▶ EXERCISE GOAL
Retype each line of the material exactly, please, skipping any picture in it.

▶ LISTED ENTRIES
───

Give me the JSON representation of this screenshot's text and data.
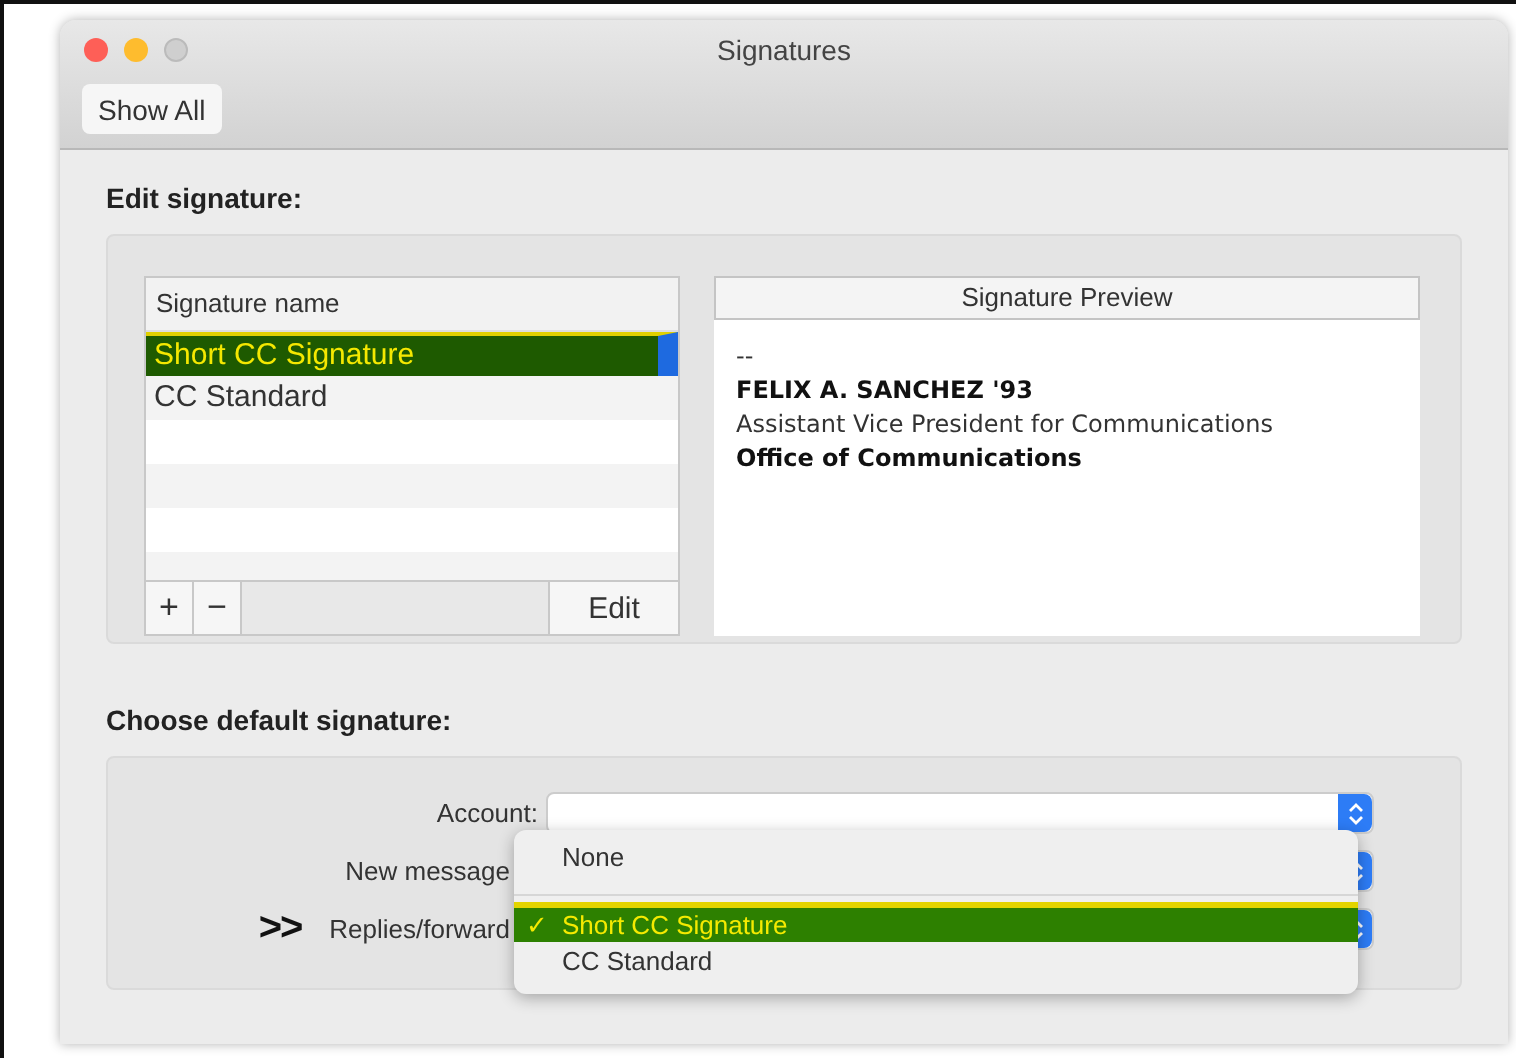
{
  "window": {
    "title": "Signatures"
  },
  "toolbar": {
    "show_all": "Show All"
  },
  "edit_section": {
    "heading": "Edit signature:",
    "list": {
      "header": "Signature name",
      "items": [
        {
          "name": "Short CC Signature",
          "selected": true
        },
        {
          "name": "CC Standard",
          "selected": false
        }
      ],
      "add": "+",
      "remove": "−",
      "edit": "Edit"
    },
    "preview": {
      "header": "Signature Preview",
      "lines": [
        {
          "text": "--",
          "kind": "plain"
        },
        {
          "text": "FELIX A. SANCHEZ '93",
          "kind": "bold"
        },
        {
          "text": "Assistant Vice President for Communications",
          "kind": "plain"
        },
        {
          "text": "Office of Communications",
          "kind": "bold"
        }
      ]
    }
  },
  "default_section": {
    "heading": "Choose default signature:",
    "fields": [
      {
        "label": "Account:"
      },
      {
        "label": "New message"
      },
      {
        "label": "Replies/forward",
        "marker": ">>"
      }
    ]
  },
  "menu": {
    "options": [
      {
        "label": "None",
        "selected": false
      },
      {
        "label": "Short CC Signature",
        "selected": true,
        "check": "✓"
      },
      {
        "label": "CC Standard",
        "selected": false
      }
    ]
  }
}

───

▶ RESULT FOR THIS TASK
Give me the JSON representation of this screenshot's text and data.
{
  "window": {
    "title": "Signatures"
  },
  "toolbar": {
    "show_all": "Show All"
  },
  "edit_section": {
    "heading": "Edit signature:",
    "list": {
      "header": "Signature name",
      "items": [
        {
          "name": "Short CC Signature",
          "selected": true
        },
        {
          "name": "CC Standard",
          "selected": false
        }
      ],
      "add": "+",
      "remove": "−",
      "edit": "Edit"
    },
    "preview": {
      "header": "Signature Preview",
      "lines": [
        {
          "text": "--",
          "kind": "plain"
        },
        {
          "text": "FELIX A. SANCHEZ '93",
          "kind": "bold"
        },
        {
          "text": "Assistant Vice President for Communications",
          "kind": "plain"
        },
        {
          "text": "Office of Communications",
          "kind": "bold"
        }
      ]
    }
  },
  "default_section": {
    "heading": "Choose default signature:",
    "fields": [
      {
        "label": "Account:"
      },
      {
        "label": "New message"
      },
      {
        "label": "Replies/forward",
        "marker": ">>"
      }
    ]
  },
  "menu": {
    "options": [
      {
        "label": "None",
        "selected": false
      },
      {
        "label": "Short CC Signature",
        "selected": true,
        "check": "✓"
      },
      {
        "label": "CC Standard",
        "selected": false
      }
    ]
  }
}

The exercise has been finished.